_Task prompt_
Extract every line where the string "CONTRACTOR" appears.

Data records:
_ _ _ _ _

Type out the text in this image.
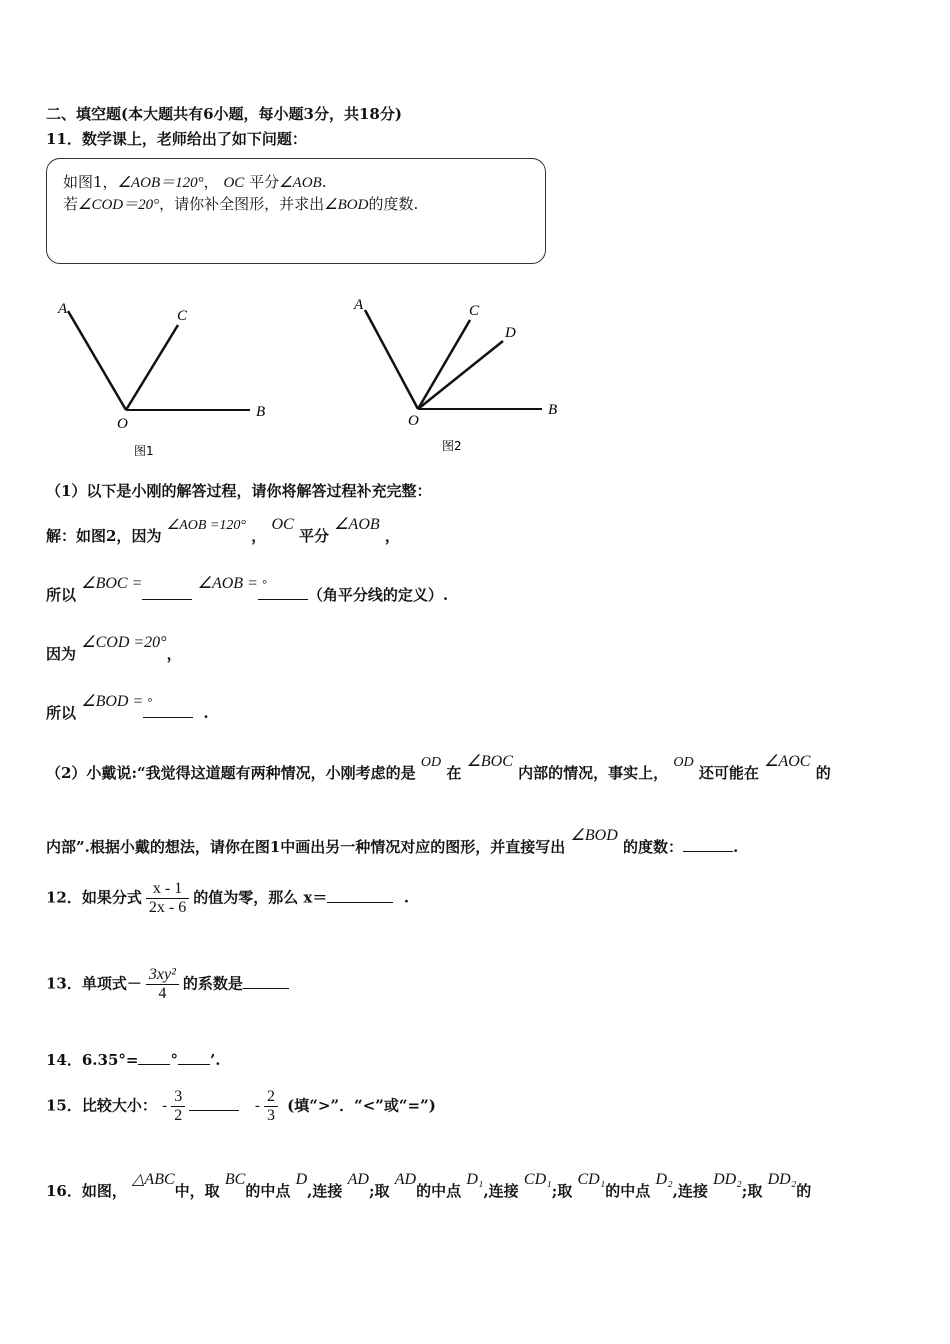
二、填空题(本大题共有6小题，每小题3分，共18分)
11．数学课上，老师给出了如下问题：
如图1，∠AOB＝120°， OC 平分∠AOB.
若∠COD＝20°，请你补全图形，并求出∠BOD的度数.
A	C
O
B
图1
A	C
D
O
B
图2
（1）以下是小刚的解答过程，请你将解答过程补充完整：
解：如图2，因为 ∠AOB =120° ， OC 平分 ∠AOB ，
所以 ∠BOC =	∠AOB = ° （角平分线的定义）.
因为 ∠COD =20°，
所以 ∠BOD = ° .
（2）小戴说:“我觉得这道题有两种情况，小刚考虑的是 OD 在 ∠BOC 内部的情况，事实上， OD 还可能在 ∠AOC 的
内部”.根据小戴的想法，请你在图1中画出另一种情况对应的图形，并直接写出 ∠BOD 的度数：	.
12．如果分式 $\frac{x - 1}{2x - 6}$ 的值为零，那么 x＝	.
13．单项式－ $\frac{\text{3xy²}}{4}$ 的系数是
14．6.35°= ° ’.
15．比较大小： - $\frac{3}{2}$	- $\frac{2}{3}$ (填“>”．“<”或“=”)
16．如图， △ABC中，取 BC的中点 D,连接 AD;取 AD的中点 D₁,连接 CD₁;取 CD₁的中点 D₂,连接 DD₂;取 DD₂的
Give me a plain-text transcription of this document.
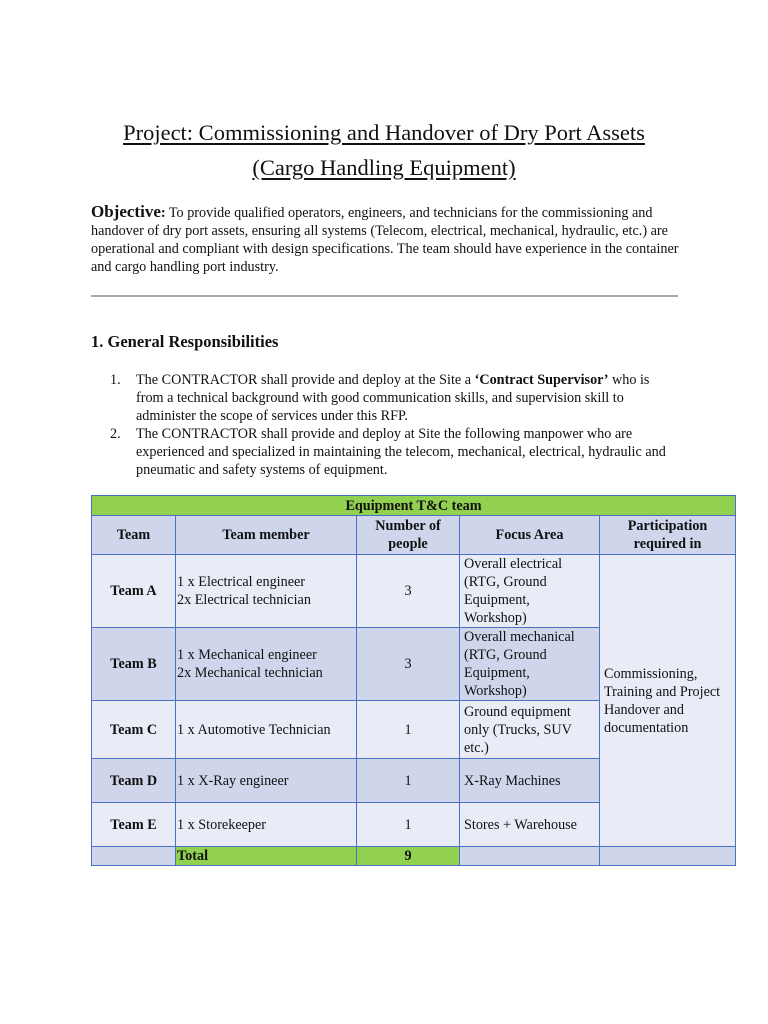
Project: Commissioning and Handover of Dry Port Assets
(Cargo Handling Equipment)
Objective: To provide qualified operators, engineers, and technicians for the commissioning and handover of dry port assets, ensuring all systems (Telecom, electrical, mechanical, hydraulic, etc.) are operational and compliant with design specifications. The team should have experience in the container and cargo handling port industry.
1. General Responsibilities
1. The CONTRACTOR shall provide and deploy at the Site a ‘Contract Supervisor’ who is from a technical background with good communication skills, and supervision skill to administer the scope of services under this RFP.
2. The CONTRACTOR shall provide and deploy at Site the following manpower who are experienced and specialized in maintaining the telecom, mechanical, electrical, hydraulic and pneumatic and safety systems of equipment.
Equipment T&C team				
Team	Team member	Number of people	Focus Area	Participation required in
Team A	1 x Electrical engineer
2x Electrical technician	3	Overall electrical (RTG, Ground Equipment, Workshop)	Commissioning, Training and Project Handover and documentation
Team B	1 x Mechanical engineer
2x Mechanical technician	3	Overall mechanical (RTG, Ground Equipment, Workshop)	
Team C	1 x Automotive Technician	1	Ground equipment only (Trucks, SUV etc.)	
Team D	1 x X-Ray engineer	1	X-Ray Machines	
Team E	1 x Storekeeper	1	Stores + Warehouse	
	Total	9		
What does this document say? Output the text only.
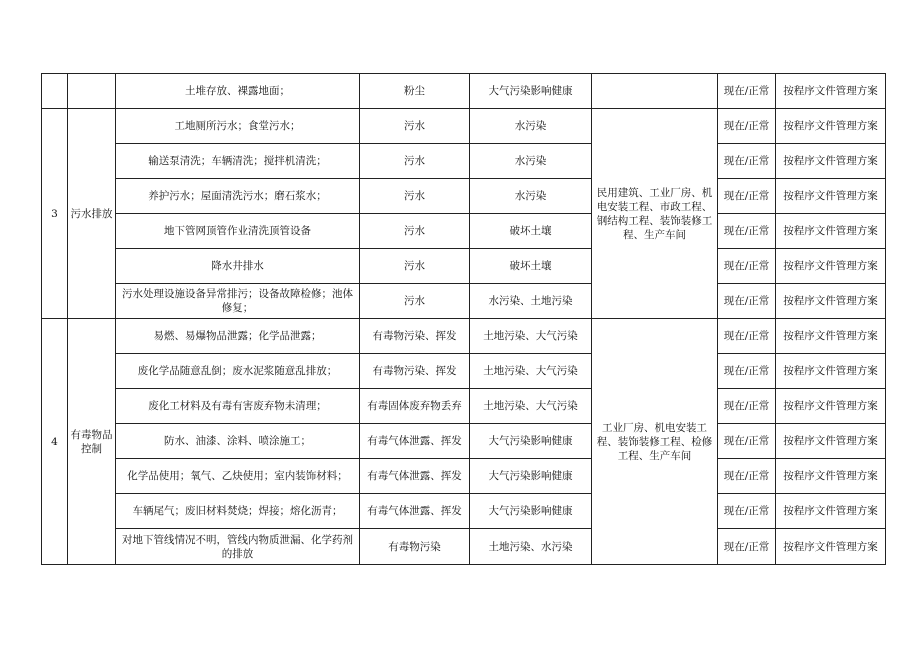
		土堆存放、裸露地面；	粉尘	大气污染影响健康		现在/正常	按程序文件管理方案
3	污水排放	工地厕所污水；食堂污水；	污水	水污染	民用建筑、工业厂房、机电安装工程、市政工程、钢结构工程、装饰装修工程、生产车间	现在/正常	按程序文件管理方案
		输送泵清洗；车辆清洗；搅拌机清洗；	污水	水污染		现在/正常	按程序文件管理方案
		养护污水；屋面清洗污水；磨石浆水；	污水	水污染		现在/正常	按程序文件管理方案
		地下管网顶管作业清洗顶管设备	污水	破坏土壤		现在/正常	按程序文件管理方案
		降水井排水	污水	破坏土壤		现在/正常	按程序文件管理方案
		污水处理设施设备异常排污；设备故障检修；池体修复；	污水	水污染、土地污染		现在/正常	按程序文件管理方案
4	有毒物品控制	易燃、易爆物品泄露；化学品泄露；	有毒物污染、挥发	土地污染、大气污染	工业厂房、机电安装工程、装饰装修工程、检修工程、生产车间	现在/正常	按程序文件管理方案
		废化学品随意乱倒；废水泥浆随意乱排放；	有毒物污染、挥发	土地污染、大气污染		现在/正常	按程序文件管理方案
		废化工材料及有毒有害废弃物未清理；	有毒固体废弃物丢弃	土地污染、大气污染		现在/正常	按程序文件管理方案
		防水、油漆、涂料、喷涂施工；	有毒气体泄露、挥发	大气污染影响健康		现在/正常	按程序文件管理方案
		化学品使用；氧气、乙炔使用；室内装饰材料；	有毒气体泄露、挥发	大气污染影响健康		现在/正常	按程序文件管理方案
		车辆尾气；废旧材料焚烧；焊接；熔化沥青；	有毒气体泄露、挥发	大气污染影响健康		现在/正常	按程序文件管理方案
		对地下管线情况不明，管线内物质泄漏、化学药剂的排放	有毒物污染	土地污染、水污染		现在/正常	按程序文件管理方案
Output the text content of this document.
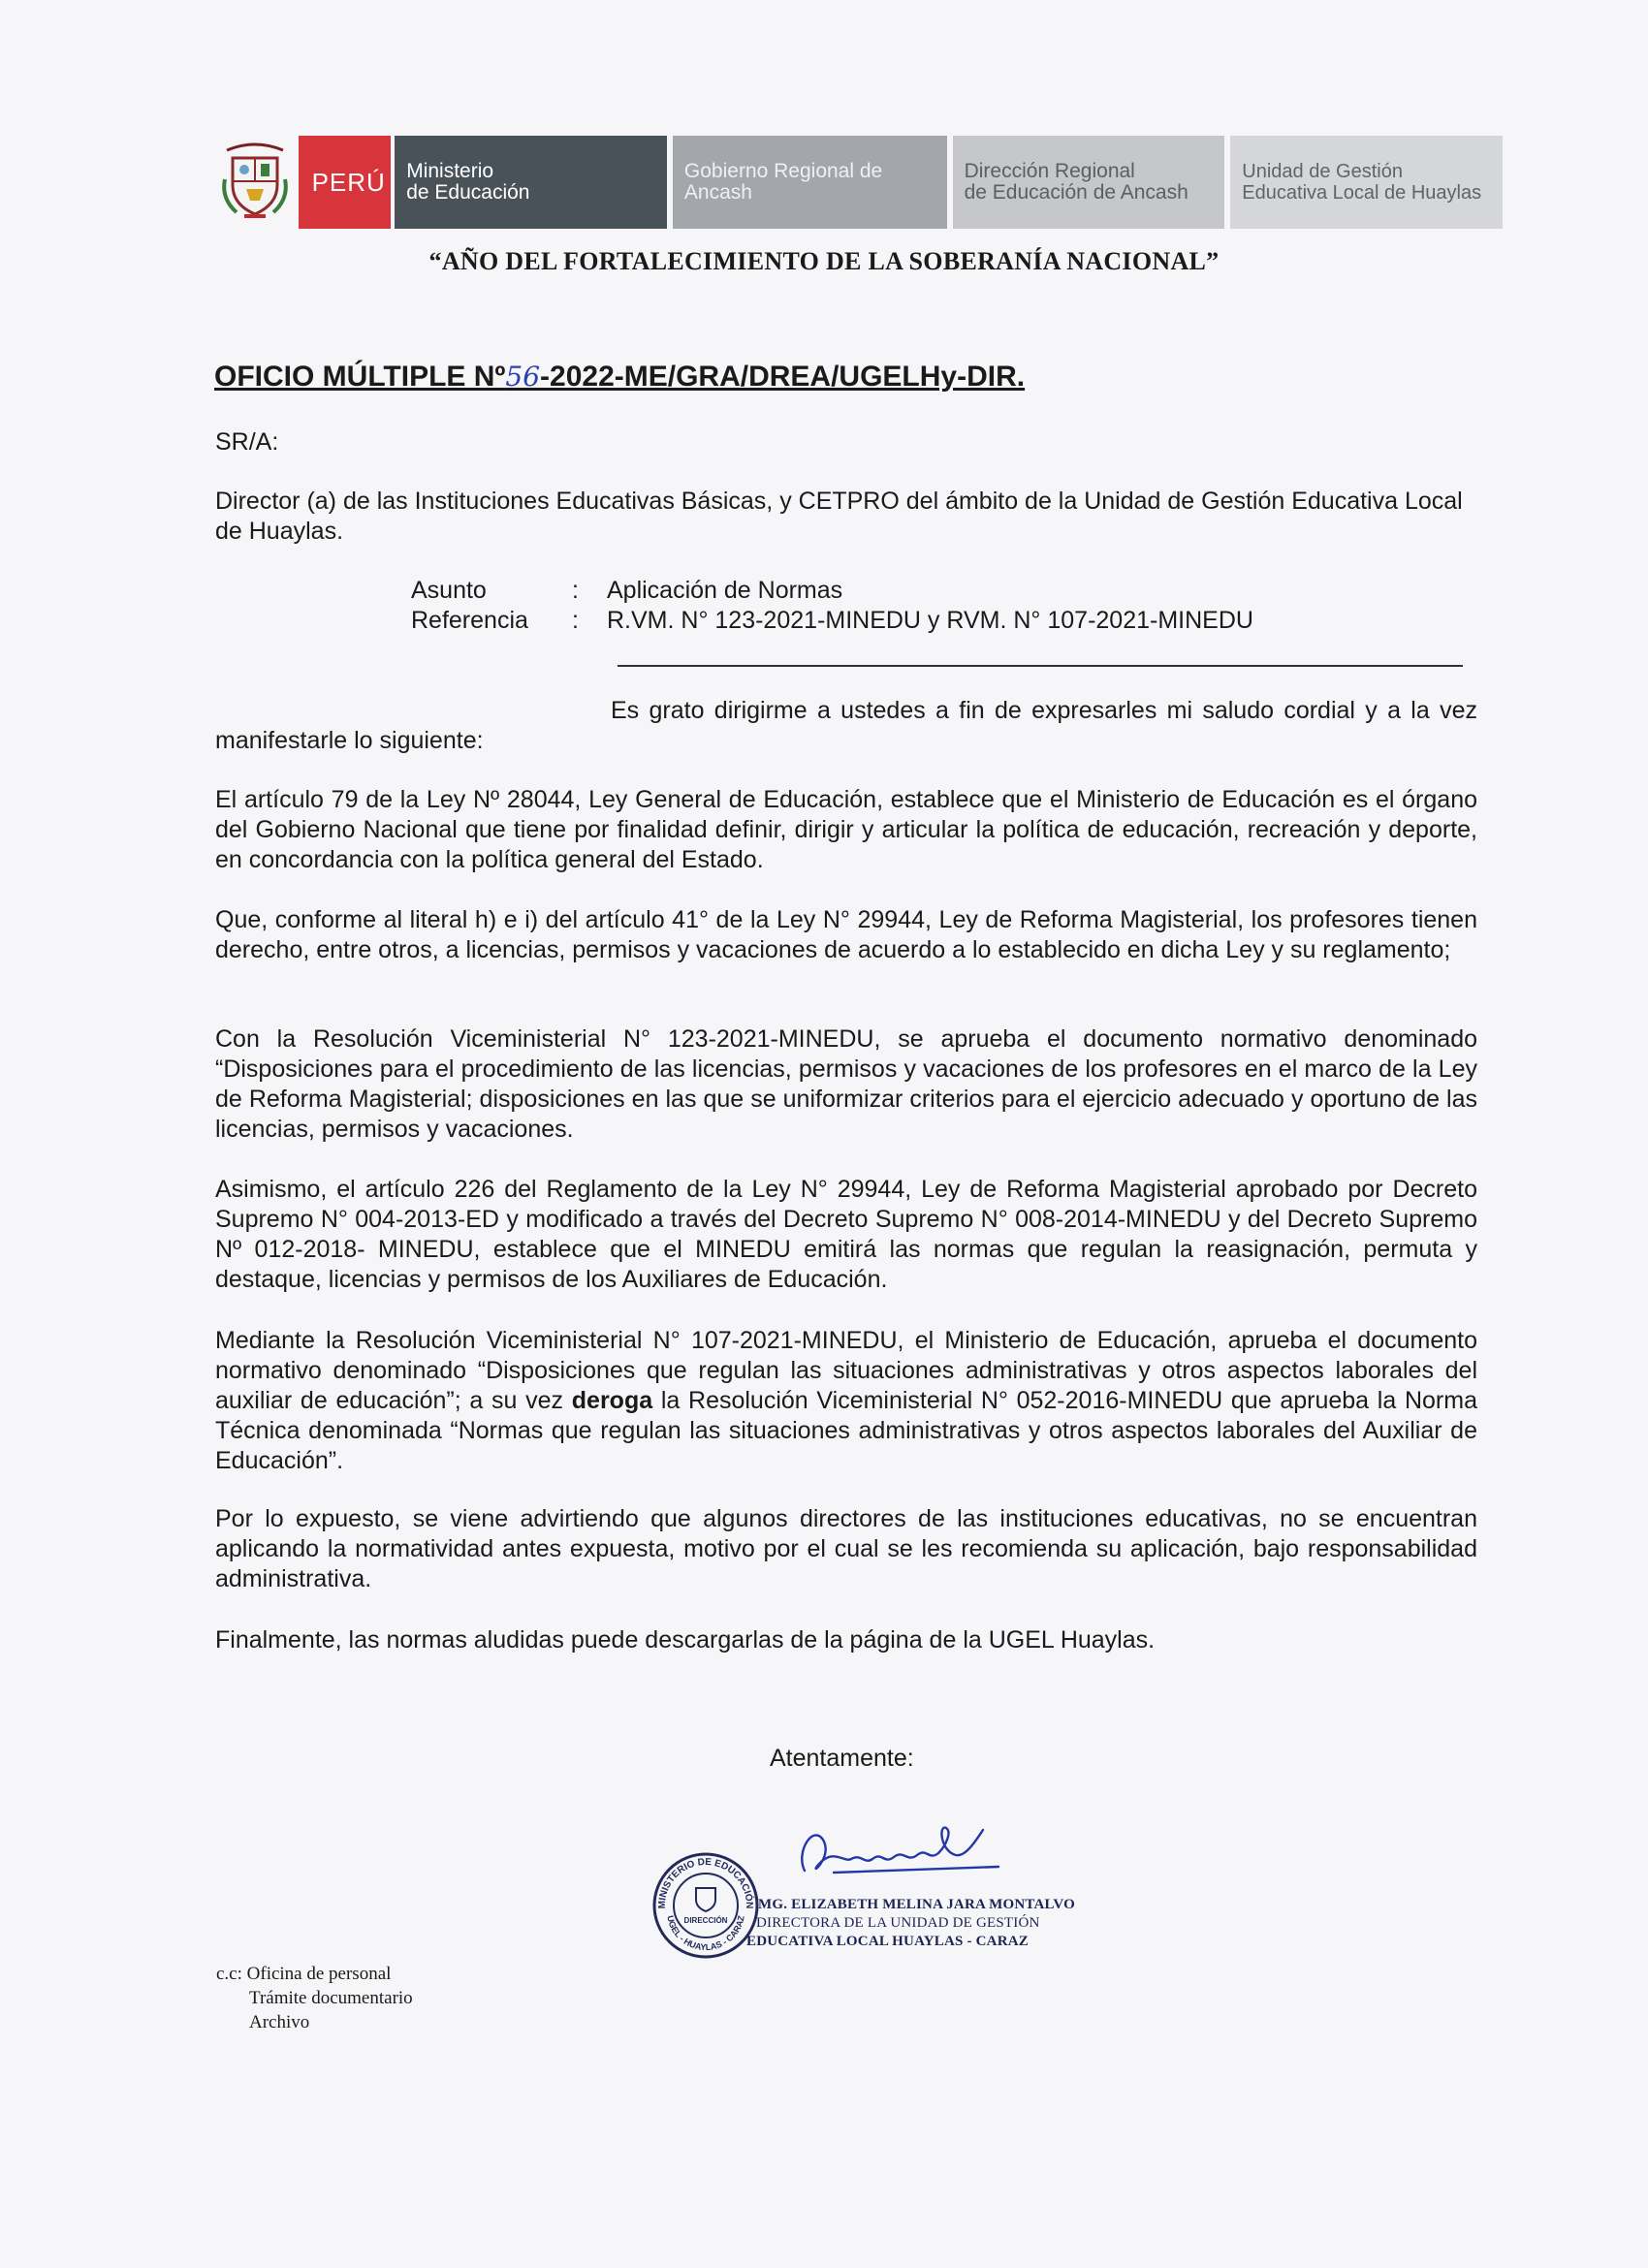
PERÚ Ministerio
de Educación
Gobierno Regional de
Ancash
Dirección Regional
de Educación de Ancash
Unidad de Gestión
Educativa Local de Huaylas
“AÑO DEL FORTALECIMIENTO DE LA SOBERANÍA NACIONAL”
OFICIO MÚLTIPLE Nº56-2022-ME/GRA/DREA/UGELHy-DIR.
SR/A:
Director (a) de las Instituciones Educativas Básicas, y CETPRO del ámbito de la Unidad de Gestión Educativa Local de Huaylas.
Asunto	:	Aplicación de Normas
Referencia	:	R.VM. N° 123-2021-MINEDU y RVM. N° 107-2021-MINEDU
Es grato dirigirme a ustedes a fin de expresarles mi saludo cordial y a la vez manifestarle lo siguiente:
El artículo 79 de la Ley Nº 28044, Ley General de Educación, establece que el Ministerio de Educación es el órgano del Gobierno Nacional que tiene por finalidad definir, dirigir y articular la política de educación, recreación y deporte, en concordancia con la política general del Estado.
Que, conforme al literal h) e i) del artículo 41° de la Ley N° 29944, Ley de Reforma Magisterial, los profesores tienen derecho, entre otros, a licencias, permisos y vacaciones de acuerdo a lo establecido en dicha Ley y su reglamento;
Con la Resolución Viceministerial N° 123-2021-MINEDU, se aprueba el documento normativo denominado “Disposiciones para el procedimiento de las licencias, permisos y vacaciones de los profesores en el marco de la Ley de Reforma Magisterial; disposiciones en las que se uniformizar criterios para el ejercicio adecuado y oportuno de las licencias, permisos y vacaciones.
Asimismo, el artículo 226 del Reglamento de la Ley N° 29944, Ley de Reforma Magisterial aprobado por Decreto Supremo N° 004-2013-ED y modificado a través del Decreto Supremo N° 008-2014-MINEDU y del Decreto Supremo Nº 012-2018- MINEDU, establece que el MINEDU emitirá las normas que regulan la reasignación, permuta y destaque, licencias y permisos de los Auxiliares de Educación.
Mediante la Resolución Viceministerial N° 107-2021-MINEDU, el Ministerio de Educación, aprueba el documento normativo denominado “Disposiciones que regulan las situaciones administrativas y otros aspectos laborales del auxiliar de educación”; a su vez deroga la Resolución Viceministerial N° 052-2016-MINEDU que aprueba la Norma Técnica denominada “Normas que regulan las situaciones administrativas y otros aspectos laborales del Auxiliar de Educación”.
Por lo expuesto, se viene advirtiendo que algunos directores de las instituciones educativas, no se encuentran aplicando la normatividad antes expuesta, motivo por el cual se les recomienda su aplicación, bajo responsabilidad administrativa.
Finalmente, las normas aludidas puede descargarlas de la página de la UGEL Huaylas.
Atentamente:
MINISTERIO DE EDUCACIÓN
UGEL - HUAYLAS - CARAZ
DIRECCIÓN
MG. ELIZABETH MELINA JARA MONTALVO
DIRECTORA DE LA UNIDAD DE GESTIÓN
EDUCATIVA LOCAL HUAYLAS - CARAZ
c.c: Oficina de personal
Trámite documentario
Archivo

_ _ _ _ _

_Output of the exercise_
1. The CONTRACTOR shall provide and deploy at the Site a ‘Contract Supervisor’ who is from a technical background with good communication skills, and supervision skill to administer the scope of services under this RFP.
2. The CONTRACTOR shall provide and deploy at Site the following manpower who are experienced and specialized in maintaining the telecom, mechanical, electrical, hydraulic and pneumatic and safety systems of equipment.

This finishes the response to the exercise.